_Task data:_
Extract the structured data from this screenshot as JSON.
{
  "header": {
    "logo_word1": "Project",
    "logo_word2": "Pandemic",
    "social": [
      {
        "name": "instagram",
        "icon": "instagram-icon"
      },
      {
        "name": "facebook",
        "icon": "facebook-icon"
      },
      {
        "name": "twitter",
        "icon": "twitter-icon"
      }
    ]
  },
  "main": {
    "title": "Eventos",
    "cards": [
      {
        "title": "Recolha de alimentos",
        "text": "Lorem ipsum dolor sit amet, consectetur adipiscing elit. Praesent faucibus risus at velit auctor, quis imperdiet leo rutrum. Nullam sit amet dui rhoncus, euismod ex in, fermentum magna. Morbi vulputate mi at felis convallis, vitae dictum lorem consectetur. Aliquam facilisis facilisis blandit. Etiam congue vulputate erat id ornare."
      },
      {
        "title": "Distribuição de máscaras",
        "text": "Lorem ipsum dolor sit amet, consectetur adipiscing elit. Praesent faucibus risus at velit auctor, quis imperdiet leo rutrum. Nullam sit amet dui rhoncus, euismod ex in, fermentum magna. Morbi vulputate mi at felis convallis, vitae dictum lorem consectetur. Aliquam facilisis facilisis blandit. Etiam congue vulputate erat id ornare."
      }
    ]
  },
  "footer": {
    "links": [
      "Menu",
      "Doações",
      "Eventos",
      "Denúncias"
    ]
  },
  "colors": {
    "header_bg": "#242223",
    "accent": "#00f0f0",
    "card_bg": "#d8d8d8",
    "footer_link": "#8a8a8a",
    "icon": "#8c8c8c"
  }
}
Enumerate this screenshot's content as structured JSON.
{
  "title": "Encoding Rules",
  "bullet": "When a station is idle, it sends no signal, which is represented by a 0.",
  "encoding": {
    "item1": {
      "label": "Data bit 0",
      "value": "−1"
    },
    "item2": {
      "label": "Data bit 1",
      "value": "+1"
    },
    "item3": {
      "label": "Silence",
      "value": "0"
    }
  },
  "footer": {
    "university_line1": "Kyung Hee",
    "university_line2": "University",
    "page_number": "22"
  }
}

_What needs to be done:_
Copy only this span: the line that contains "Enumerate this screenshot's", the last line, and every line between them.

_Response to this exercise:_
Enumerate this screenshot's content as structured JSON.
{
  "title": "Encoding Rules",
  "bullet": "When a station is idle, it sends no signal, which is represented by a 0.",
  "encoding": {
    "item1": {
      "label": "Data bit 0",
      "value": "−1"
    },
    "item2": {
      "label": "Data bit 1",
      "value": "+1"
    },
    "item3": {
      "label": "Silence",
      "value": "0"
    }
  },
  "footer": {
    "university_line1": "Kyung Hee",
    "university_line2": "University",
    "page_number": "22"
  }
}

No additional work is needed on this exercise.